The request:
The records that follow need to be output exactly as they are.
------------------------
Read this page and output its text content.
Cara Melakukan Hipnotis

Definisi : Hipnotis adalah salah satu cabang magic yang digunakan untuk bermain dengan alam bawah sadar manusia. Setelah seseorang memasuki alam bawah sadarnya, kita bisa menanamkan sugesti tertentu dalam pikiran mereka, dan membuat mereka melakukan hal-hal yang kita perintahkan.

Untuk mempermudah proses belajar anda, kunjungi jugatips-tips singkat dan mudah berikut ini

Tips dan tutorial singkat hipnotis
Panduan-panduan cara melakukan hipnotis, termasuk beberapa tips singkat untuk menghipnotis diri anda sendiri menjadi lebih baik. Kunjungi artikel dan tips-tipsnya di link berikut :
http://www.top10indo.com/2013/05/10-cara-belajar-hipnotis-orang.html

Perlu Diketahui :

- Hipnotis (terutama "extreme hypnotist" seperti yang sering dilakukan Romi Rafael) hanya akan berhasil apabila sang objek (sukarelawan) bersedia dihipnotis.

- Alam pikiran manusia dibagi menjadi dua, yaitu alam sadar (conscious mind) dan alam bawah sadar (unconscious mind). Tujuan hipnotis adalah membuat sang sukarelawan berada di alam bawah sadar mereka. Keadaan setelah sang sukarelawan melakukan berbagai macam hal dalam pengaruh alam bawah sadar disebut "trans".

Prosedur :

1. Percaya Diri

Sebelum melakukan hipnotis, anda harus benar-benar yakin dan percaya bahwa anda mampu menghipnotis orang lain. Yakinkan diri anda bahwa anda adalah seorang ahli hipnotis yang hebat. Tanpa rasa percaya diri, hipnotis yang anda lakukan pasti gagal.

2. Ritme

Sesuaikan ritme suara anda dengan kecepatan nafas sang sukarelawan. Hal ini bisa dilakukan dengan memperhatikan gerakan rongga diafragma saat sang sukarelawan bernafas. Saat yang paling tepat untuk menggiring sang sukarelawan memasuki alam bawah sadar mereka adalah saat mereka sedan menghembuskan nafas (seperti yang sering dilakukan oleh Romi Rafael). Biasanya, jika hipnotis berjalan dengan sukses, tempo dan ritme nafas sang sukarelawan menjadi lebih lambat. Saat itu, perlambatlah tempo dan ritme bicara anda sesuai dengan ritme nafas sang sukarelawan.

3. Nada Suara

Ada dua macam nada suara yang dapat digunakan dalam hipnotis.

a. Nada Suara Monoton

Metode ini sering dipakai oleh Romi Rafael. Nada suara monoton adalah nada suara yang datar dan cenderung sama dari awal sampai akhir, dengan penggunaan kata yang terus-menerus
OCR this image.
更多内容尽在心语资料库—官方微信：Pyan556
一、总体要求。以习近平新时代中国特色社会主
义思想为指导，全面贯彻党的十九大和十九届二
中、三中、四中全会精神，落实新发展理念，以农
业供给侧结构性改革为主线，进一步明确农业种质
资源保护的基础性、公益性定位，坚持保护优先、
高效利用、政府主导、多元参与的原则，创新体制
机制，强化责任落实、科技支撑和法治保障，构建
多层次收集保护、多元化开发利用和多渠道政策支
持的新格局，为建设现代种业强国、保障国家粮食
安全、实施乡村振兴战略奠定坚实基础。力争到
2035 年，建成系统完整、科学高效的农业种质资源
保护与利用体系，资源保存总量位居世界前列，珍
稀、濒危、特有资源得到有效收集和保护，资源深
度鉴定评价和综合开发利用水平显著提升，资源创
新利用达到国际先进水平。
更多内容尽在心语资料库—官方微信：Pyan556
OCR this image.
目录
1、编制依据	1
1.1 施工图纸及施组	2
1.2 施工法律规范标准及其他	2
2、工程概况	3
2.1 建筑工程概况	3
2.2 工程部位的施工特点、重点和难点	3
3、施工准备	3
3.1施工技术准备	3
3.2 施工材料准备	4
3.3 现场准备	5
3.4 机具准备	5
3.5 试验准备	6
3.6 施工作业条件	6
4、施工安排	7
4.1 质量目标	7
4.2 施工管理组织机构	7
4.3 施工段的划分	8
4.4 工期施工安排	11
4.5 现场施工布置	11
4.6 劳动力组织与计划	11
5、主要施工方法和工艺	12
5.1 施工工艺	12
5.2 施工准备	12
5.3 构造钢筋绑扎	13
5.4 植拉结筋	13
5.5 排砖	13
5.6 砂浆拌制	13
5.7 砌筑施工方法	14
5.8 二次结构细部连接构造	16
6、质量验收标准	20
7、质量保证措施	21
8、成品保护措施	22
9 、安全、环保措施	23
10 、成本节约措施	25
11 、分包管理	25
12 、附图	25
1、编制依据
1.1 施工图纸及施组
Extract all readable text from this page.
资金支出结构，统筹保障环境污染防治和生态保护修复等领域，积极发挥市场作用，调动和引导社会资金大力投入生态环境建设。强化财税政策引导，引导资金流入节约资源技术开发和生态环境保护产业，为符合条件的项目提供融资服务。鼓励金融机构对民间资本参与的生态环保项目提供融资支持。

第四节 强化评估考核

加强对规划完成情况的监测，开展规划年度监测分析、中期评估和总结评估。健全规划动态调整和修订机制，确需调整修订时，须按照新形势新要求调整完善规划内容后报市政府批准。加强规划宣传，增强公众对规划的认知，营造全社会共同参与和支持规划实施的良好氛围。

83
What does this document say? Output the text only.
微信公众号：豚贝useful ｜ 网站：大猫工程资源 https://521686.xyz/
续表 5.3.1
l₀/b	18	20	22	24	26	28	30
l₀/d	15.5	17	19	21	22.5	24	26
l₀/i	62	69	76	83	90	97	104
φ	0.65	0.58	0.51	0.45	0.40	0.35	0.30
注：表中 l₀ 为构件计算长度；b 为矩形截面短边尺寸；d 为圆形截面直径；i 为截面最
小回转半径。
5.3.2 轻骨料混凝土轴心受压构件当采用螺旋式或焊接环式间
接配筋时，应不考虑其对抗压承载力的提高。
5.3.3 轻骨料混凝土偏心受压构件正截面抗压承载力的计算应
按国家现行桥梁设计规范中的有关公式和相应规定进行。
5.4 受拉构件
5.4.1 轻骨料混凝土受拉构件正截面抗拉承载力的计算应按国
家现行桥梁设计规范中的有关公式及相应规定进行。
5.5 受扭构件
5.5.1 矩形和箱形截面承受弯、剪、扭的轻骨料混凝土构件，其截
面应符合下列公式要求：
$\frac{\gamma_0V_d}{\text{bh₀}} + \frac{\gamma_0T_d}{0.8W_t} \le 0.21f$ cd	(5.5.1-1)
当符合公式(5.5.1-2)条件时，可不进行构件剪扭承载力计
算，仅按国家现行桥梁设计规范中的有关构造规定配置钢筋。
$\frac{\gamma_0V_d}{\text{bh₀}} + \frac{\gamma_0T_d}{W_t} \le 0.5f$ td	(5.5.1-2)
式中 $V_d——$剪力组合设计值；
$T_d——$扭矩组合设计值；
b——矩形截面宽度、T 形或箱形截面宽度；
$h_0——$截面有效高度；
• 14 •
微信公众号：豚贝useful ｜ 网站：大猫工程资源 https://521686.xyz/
------------------------
Written reply:
Read this page and output its text content.
Cara Melakukan Hipnotis

Definisi : Hipnotis adalah salah satu cabang magic yang digunakan untuk bermain dengan alam bawah sadar manusia. Setelah seseorang memasuki alam bawah sadarnya, kita bisa menanamkan sugesti tertentu dalam pikiran mereka, dan membuat mereka melakukan hal-hal yang kita perintahkan.

Untuk mempermudah proses belajar anda, kunjungi jugatips-tips singkat dan mudah berikut ini

Tips dan tutorial singkat hipnotis
Panduan-panduan cara melakukan hipnotis, termasuk beberapa tips singkat untuk menghipnotis diri anda sendiri menjadi lebih baik. Kunjungi artikel dan tips-tipsnya di link berikut :
http://www.top10indo.com/2013/05/10-cara-belajar-hipnotis-orang.html

Perlu Diketahui :

- Hipnotis (terutama "extreme hypnotist" seperti yang sering dilakukan Romi Rafael) hanya akan berhasil apabila sang objek (sukarelawan) bersedia dihipnotis.

- Alam pikiran manusia dibagi menjadi dua, yaitu alam sadar (conscious mind) dan alam bawah sadar (unconscious mind). Tujuan hipnotis adalah membuat sang sukarelawan berada di alam bawah sadar mereka. Keadaan setelah sang sukarelawan melakukan berbagai macam hal dalam pengaruh alam bawah sadar disebut "trans".

Prosedur :

1. Percaya Diri

Sebelum melakukan hipnotis, anda harus benar-benar yakin dan percaya bahwa anda mampu menghipnotis orang lain. Yakinkan diri anda bahwa anda adalah seorang ahli hipnotis yang hebat. Tanpa rasa percaya diri, hipnotis yang anda lakukan pasti gagal.

2. Ritme

Sesuaikan ritme suara anda dengan kecepatan nafas sang sukarelawan. Hal ini bisa dilakukan dengan memperhatikan gerakan rongga diafragma saat sang sukarelawan bernafas. Saat yang paling tepat untuk menggiring sang sukarelawan memasuki alam bawah sadar mereka adalah saat mereka sedan menghembuskan nafas (seperti yang sering dilakukan oleh Romi Rafael). Biasanya, jika hipnotis berjalan dengan sukses, tempo dan ritme nafas sang sukarelawan menjadi lebih lambat. Saat itu, perlambatlah tempo dan ritme bicara anda sesuai dengan ritme nafas sang sukarelawan.

3. Nada Suara

Ada dua macam nada suara yang dapat digunakan dalam hipnotis.

a. Nada Suara Monoton

Metode ini sering dipakai oleh Romi Rafael. Nada suara monoton adalah nada suara yang datar dan cenderung sama dari awal sampai akhir, dengan penggunaan kata yang terus-menerus
OCR this image.
更多内容尽在心语资料库—官方微信：Pyan556
一、总体要求。以习近平新时代中国特色社会主
义思想为指导，全面贯彻党的十九大和十九届二
中、三中、四中全会精神，落实新发展理念，以农
业供给侧结构性改革为主线，进一步明确农业种质
资源保护的基础性、公益性定位，坚持保护优先、
高效利用、政府主导、多元参与的原则，创新体制
机制，强化责任落实、科技支撑和法治保障，构建
多层次收集保护、多元化开发利用和多渠道政策支
持的新格局，为建设现代种业强国、保障国家粮食
安全、实施乡村振兴战略奠定坚实基础。力争到
2035 年，建成系统完整、科学高效的农业种质资源
保护与利用体系，资源保存总量位居世界前列，珍
稀、濒危、特有资源得到有效收集和保护，资源深
度鉴定评价和综合开发利用水平显著提升，资源创
新利用达到国际先进水平。
更多内容尽在心语资料库—官方微信：Pyan556
OCR this image.
目录
1、编制依据	1
1.1 施工图纸及施组	2
1.2 施工法律规范标准及其他	2
2、工程概况	3
2.1 建筑工程概况	3
2.2 工程部位的施工特点、重点和难点	3
3、施工准备	3
3.1施工技术准备	3
3.2 施工材料准备	4
3.3 现场准备	5
3.4 机具准备	5
3.5 试验准备	6
3.6 施工作业条件	6
4、施工安排	7
4.1 质量目标	7
4.2 施工管理组织机构	7
4.3 施工段的划分	8
4.4 工期施工安排	11
4.5 现场施工布置	11
4.6 劳动力组织与计划	11
5、主要施工方法和工艺	12
5.1 施工工艺	12
5.2 施工准备	12
5.3 构造钢筋绑扎	13
5.4 植拉结筋	13
5.5 排砖	13
5.6 砂浆拌制	13
5.7 砌筑施工方法	14
5.8 二次结构细部连接构造	16
6、质量验收标准	20
7、质量保证措施	21
8、成品保护措施	22
9 、安全、环保措施	23
10 、成本节约措施	25
11 、分包管理	25
12 、附图	25
1、编制依据
1.1 施工图纸及施组
Extract all readable text from this page.
资金支出结构，统筹保障环境污染防治和生态保护修复等领域，积极发挥市场作用，调动和引导社会资金大力投入生态环境建设。强化财税政策引导，引导资金流入节约资源技术开发和生态环境保护产业，为符合条件的项目提供融资服务。鼓励金融机构对民间资本参与的生态环保项目提供融资支持。

第四节 强化评估考核

加强对规划完成情况的监测，开展规划年度监测分析、中期评估和总结评估。健全规划动态调整和修订机制，确需调整修订时，须按照新形势新要求调整完善规划内容后报市政府批准。加强规划宣传，增强公众对规划的认知，营造全社会共同参与和支持规划实施的良好氛围。

83
What does this document say? Output the text only.
微信公众号：豚贝useful ｜ 网站：大猫工程资源 https://521686.xyz/
续表 5.3.1
l₀/b	18	20	22	24	26	28	30
l₀/d	15.5	17	19	21	22.5	24	26
l₀/i	62	69	76	83	90	97	104
φ	0.65	0.58	0.51	0.45	0.40	0.35	0.30
注：表中 l₀ 为构件计算长度；b 为矩形截面短边尺寸；d 为圆形截面直径；i 为截面最
小回转半径。
5.3.2 轻骨料混凝土轴心受压构件当采用螺旋式或焊接环式间
接配筋时，应不考虑其对抗压承载力的提高。
5.3.3 轻骨料混凝土偏心受压构件正截面抗压承载力的计算应
按国家现行桥梁设计规范中的有关公式和相应规定进行。
5.4 受拉构件
5.4.1 轻骨料混凝土受拉构件正截面抗拉承载力的计算应按国
家现行桥梁设计规范中的有关公式及相应规定进行。
5.5 受扭构件
5.5.1 矩形和箱形截面承受弯、剪、扭的轻骨料混凝土构件，其截
面应符合下列公式要求：
$\frac{\gamma_0V_d}{\text{bh₀}} + \frac{\gamma_0T_d}{0.8W_t} \le 0.21f$ cd	(5.5.1-1)
当符合公式(5.5.1-2)条件时，可不进行构件剪扭承载力计
算，仅按国家现行桥梁设计规范中的有关构造规定配置钢筋。
$\frac{\gamma_0V_d}{\text{bh₀}} + \frac{\gamma_0T_d}{W_t} \le 0.5f$ td	(5.5.1-2)
式中 $V_d——$剪力组合设计值；
$T_d——$扭矩组合设计值；
b——矩形截面宽度、T 形或箱形截面宽度；
$h_0——$截面有效高度；
• 14 •
微信公众号：豚贝useful ｜ 网站：大猫工程资源 https://521686.xyz/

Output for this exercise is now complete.